Exercise requirements: Pictures within the data are to be left out; everything else must be reproduced exactly.

Data records:

★ ★ ★ ★ ★ ★ ★

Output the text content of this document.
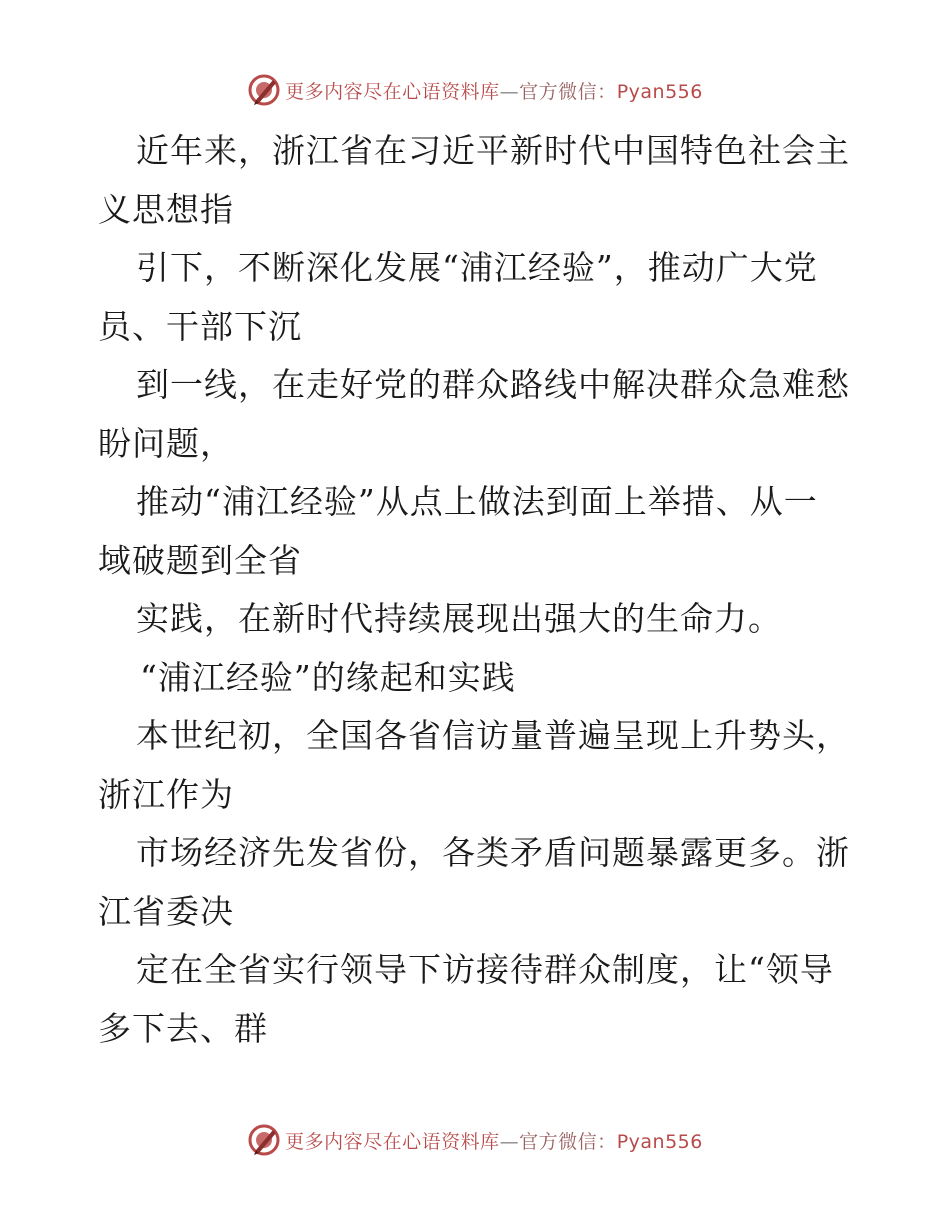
更多内容尽在心语资料库—官方微信：Pyan556
近年来，浙江省在习近平新时代中国特色社会主
义思想指
引下，不断深化发展“浦江经验”，推动广大党
员、干部下沉
到一线，在走好党的群众路线中解决群众急难愁
盼问题，
推动“浦江经验”从点上做法到面上举措、从一
域破题到全省
实践，在新时代持续展现出强大的生命力。
“浦江经验”的缘起和实践
本世纪初，全国各省信访量普遍呈现上升势头，
浙江作为
市场经济先发省份，各类矛盾问题暴露更多。浙
江省委决
定在全省实行领导下访接待群众制度，让“领导
多下去、群
更多内容尽在心语资料库—官方微信：Pyan556
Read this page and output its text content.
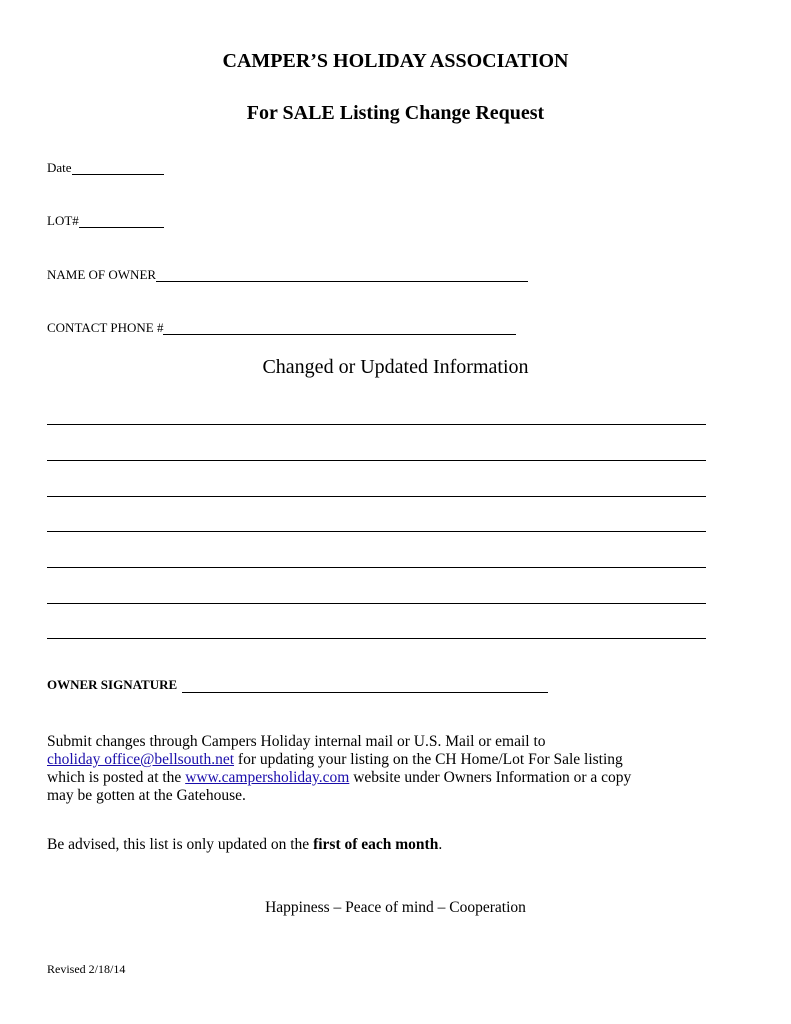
CAMPER’S HOLIDAY ASSOCIATION
For SALE Listing Change Request
Date
LOT#
NAME OF OWNER
CONTACT PHONE #
Changed or Updated Information
OWNER SIGNATURE
Submit changes through Campers Holiday internal mail or U.S. Mail or email to
choliday office@bellsouth.net for updating your listing on the CH Home/Lot For Sale listing
which is posted at the www.campersholiday.com website under Owners Information or a copy
may be gotten at the Gatehouse.
Be advised, this list is only updated on the first of each month.
Happiness – Peace of mind – Cooperation
Revised 2/18/14
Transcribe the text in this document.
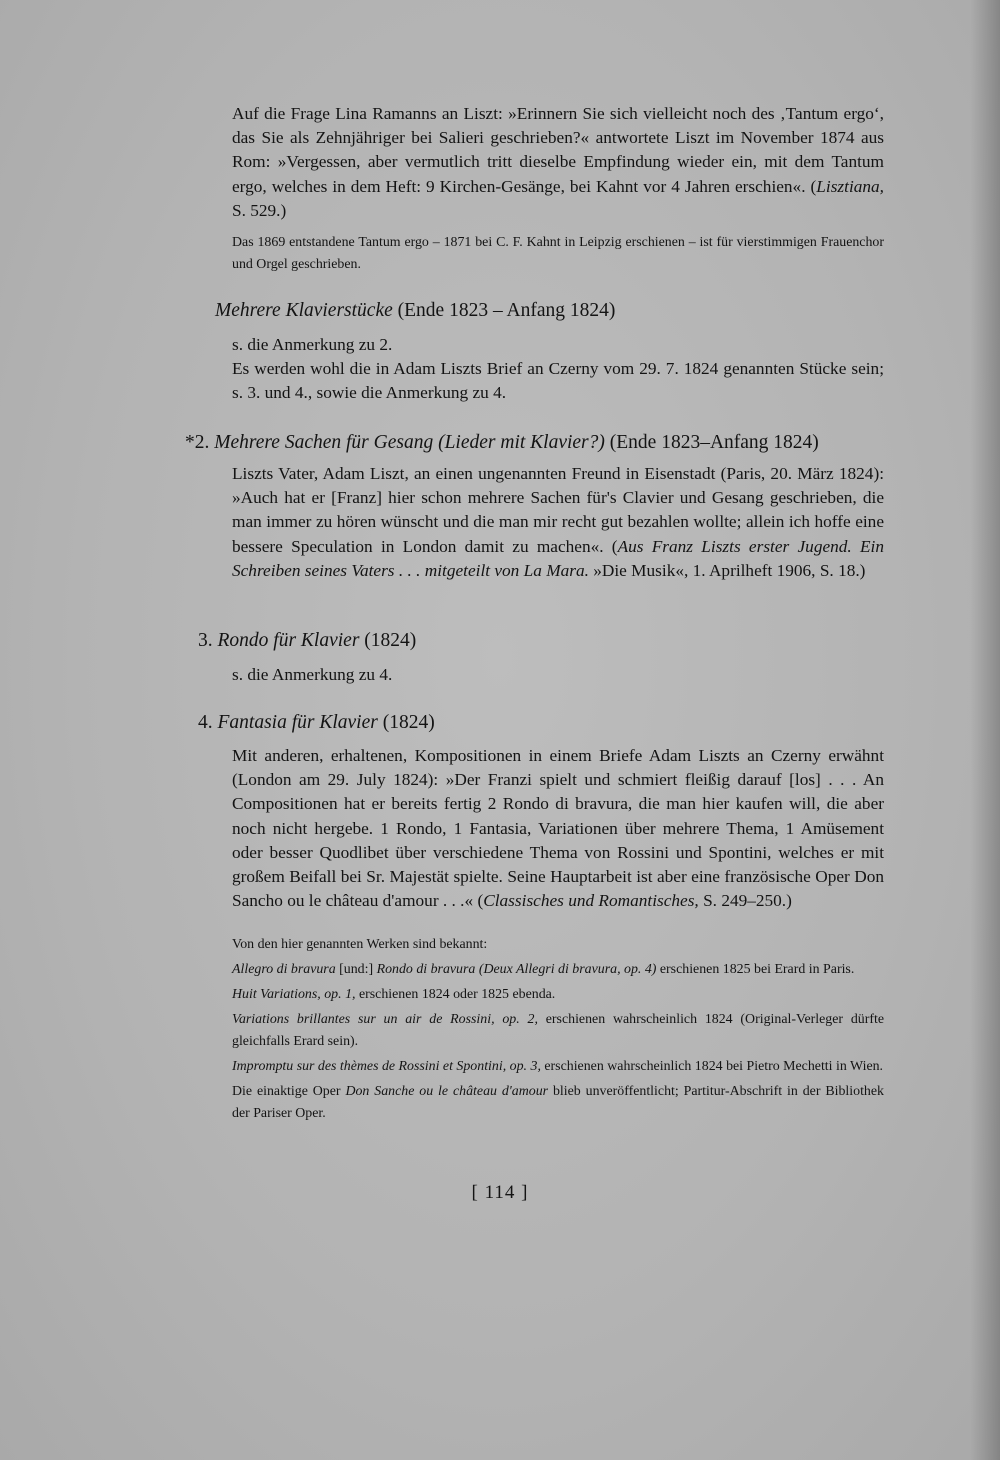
Auf die Frage Lina Ramanns an Liszt: »Erinnern Sie sich vielleicht noch des ‚Tantum ergo‘, das Sie als Zehnjähriger bei Salieri geschrieben?« antwortete Liszt im November 1874 aus Rom: »Vergessen, aber vermutlich tritt dieselbe Empfindung wieder ein, mit dem Tantum ergo, welches in dem Heft: 9 Kirchen-Gesänge, bei Kahnt vor 4 Jahren erschien«. (Lisztiana, S. 529.)

Das 1869 entstandene Tantum ergo – 1871 bei C. F. Kahnt in Leipzig erschienen – ist für vierstimmigen Frauenchor und Orgel geschrieben.

Mehrere Klavierstücke (Ende 1823 – Anfang 1824)

s. die Anmerkung zu 2.

Es werden wohl die in Adam Liszts Brief an Czerny vom 29. 7. 1824 genannten Stücke sein; s. 3. und 4., sowie die Anmerkung zu 4.

*2. Mehrere Sachen für Gesang (Lieder mit Klavier?) (Ende 1823–Anfang 1824)

Liszts Vater, Adam Liszt, an einen ungenannten Freund in Eisenstadt (Paris, 20. März 1824): »Auch hat er [Franz] hier schon mehrere Sachen für's Clavier und Gesang geschrieben, die man immer zu hören wünscht und die man mir recht gut bezahlen wollte; allein ich hoffe eine bessere Speculation in London damit zu machen«. (Aus Franz Liszts erster Jugend. Ein Schreiben seines Vaters . . . mitgeteilt von La Mara. »Die Musik«, 1. Aprilheft 1906, S. 18.)

3. Rondo für Klavier (1824)

s. die Anmerkung zu 4.

4. Fantasia für Klavier (1824)

Mit anderen, erhaltenen, Kompositionen in einem Briefe Adam Liszts an Czerny erwähnt (London am 29. July 1824): »Der Franzi spielt und schmiert fleißig darauf [los] . . . An Compositionen hat er bereits fertig 2 Rondo di bravura, die man hier kaufen will, die aber noch nicht hergebe. 1 Rondo, 1 Fantasia, Variationen über mehrere Thema, 1 Amüsement oder besser Quodlibet über verschiedene Thema von Rossini und Spontini, welches er mit großem Beifall bei Sr. Majestät spielte. Seine Hauptarbeit ist aber eine französische Oper Don Sancho ou le château d'amour . . .« (Classisches und Romantisches, S. 249–250.)

Von den hier genannten Werken sind bekannt:

Allegro di bravura [und:] Rondo di bravura (Deux Allegri di bravura, op. 4) erschienen 1825 bei Erard in Paris.

Huit Variations, op. 1, erschienen 1824 oder 1825 ebenda.

Variations brillantes sur un air de Rossini, op. 2, erschienen wahrscheinlich 1824 (Original-Verleger dürfte gleichfalls Erard sein).

Impromptu sur des thèmes de Rossini et Spontini, op. 3, erschienen wahrscheinlich 1824 bei Pietro Mechetti in Wien.

Die einaktige Oper Don Sanche ou le château d'amour blieb unveröffentlicht; Partitur-Abschrift in der Bibliothek der Pariser Oper.

[ 114 ]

★ ★ ★ ★ ★ ★ ★

In response:
Output the text content of this document.
更多内容尽在心语资料库—官方微信：Pyan556
近年来，浙江省在习近平新时代中国特色社会主
义思想指
引下，不断深化发展“浦江经验”，推动广大党
员、干部下沉
到一线，在走好党的群众路线中解决群众急难愁
盼问题，
推动“浦江经验”从点上做法到面上举措、从一
域破题到全省
实践，在新时代持续展现出强大的生命力。
“浦江经验”的缘起和实践
本世纪初，全国各省信访量普遍呈现上升势头，
浙江作为
市场经济先发省份，各类矛盾问题暴露更多。浙
江省委决
定在全省实行领导下访接待群众制度，让“领导
多下去、群
更多内容尽在心语资料库—官方微信：Pyan556
Read this page and output its text content.
CAMPER’S HOLIDAY ASSOCIATION
For SALE Listing Change Request
Date
LOT#
NAME OF OWNER
CONTACT PHONE #
Changed or Updated Information
OWNER SIGNATURE
Submit changes through Campers Holiday internal mail or U.S. Mail or email to
choliday office@bellsouth.net for updating your listing on the CH Home/Lot For Sale listing
which is posted at the www.campersholiday.com website under Owners Information or a copy
may be gotten at the Gatehouse.
Be advised, this list is only updated on the first of each month.
Happiness – Peace of mind – Cooperation
Revised 2/18/14
Transcribe the text in this document.
Auf die Frage Lina Ramanns an Liszt: »Erinnern Sie sich vielleicht noch des ‚Tantum ergo‘, das Sie als Zehnjähriger bei Salieri geschrieben?« antwortete Liszt im November 1874 aus Rom: »Vergessen, aber vermutlich tritt dieselbe Empfindung wieder ein, mit dem Tantum ergo, welches in dem Heft: 9 Kirchen-Gesänge, bei Kahnt vor 4 Jahren erschien«. (Lisztiana, S. 529.)

Das 1869 entstandene Tantum ergo – 1871 bei C. F. Kahnt in Leipzig erschienen – ist für vierstimmigen Frauenchor und Orgel geschrieben.

Mehrere Klavierstücke (Ende 1823 – Anfang 1824)

s. die Anmerkung zu 2.

Es werden wohl die in Adam Liszts Brief an Czerny vom 29. 7. 1824 genannten Stücke sein; s. 3. und 4., sowie die Anmerkung zu 4.

*2. Mehrere Sachen für Gesang (Lieder mit Klavier?) (Ende 1823–Anfang 1824)

Liszts Vater, Adam Liszt, an einen ungenannten Freund in Eisenstadt (Paris, 20. März 1824): »Auch hat er [Franz] hier schon mehrere Sachen für's Clavier und Gesang geschrieben, die man immer zu hören wünscht und die man mir recht gut bezahlen wollte; allein ich hoffe eine bessere Speculation in London damit zu machen«. (Aus Franz Liszts erster Jugend. Ein Schreiben seines Vaters . . . mitgeteilt von La Mara. »Die Musik«, 1. Aprilheft 1906, S. 18.)

3. Rondo für Klavier (1824)

s. die Anmerkung zu 4.

4. Fantasia für Klavier (1824)

Mit anderen, erhaltenen, Kompositionen in einem Briefe Adam Liszts an Czerny erwähnt (London am 29. July 1824): »Der Franzi spielt und schmiert fleißig darauf [los] . . . An Compositionen hat er bereits fertig 2 Rondo di bravura, die man hier kaufen will, die aber noch nicht hergebe. 1 Rondo, 1 Fantasia, Variationen über mehrere Thema, 1 Amüsement oder besser Quodlibet über verschiedene Thema von Rossini und Spontini, welches er mit großem Beifall bei Sr. Majestät spielte. Seine Hauptarbeit ist aber eine französische Oper Don Sancho ou le château d'amour . . .« (Classisches und Romantisches, S. 249–250.)

Von den hier genannten Werken sind bekannt:

Allegro di bravura [und:] Rondo di bravura (Deux Allegri di bravura, op. 4) erschienen 1825 bei Erard in Paris.

Huit Variations, op. 1, erschienen 1824 oder 1825 ebenda.

Variations brillantes sur un air de Rossini, op. 2, erschienen wahrscheinlich 1824 (Original-Verleger dürfte gleichfalls Erard sein).

Impromptu sur des thèmes de Rossini et Spontini, op. 3, erschienen wahrscheinlich 1824 bei Pietro Mechetti in Wien.

Die einaktige Oper Don Sanche ou le château d'amour blieb unveröffentlicht; Partitur-Abschrift in der Bibliothek der Pariser Oper.

[ 114 ]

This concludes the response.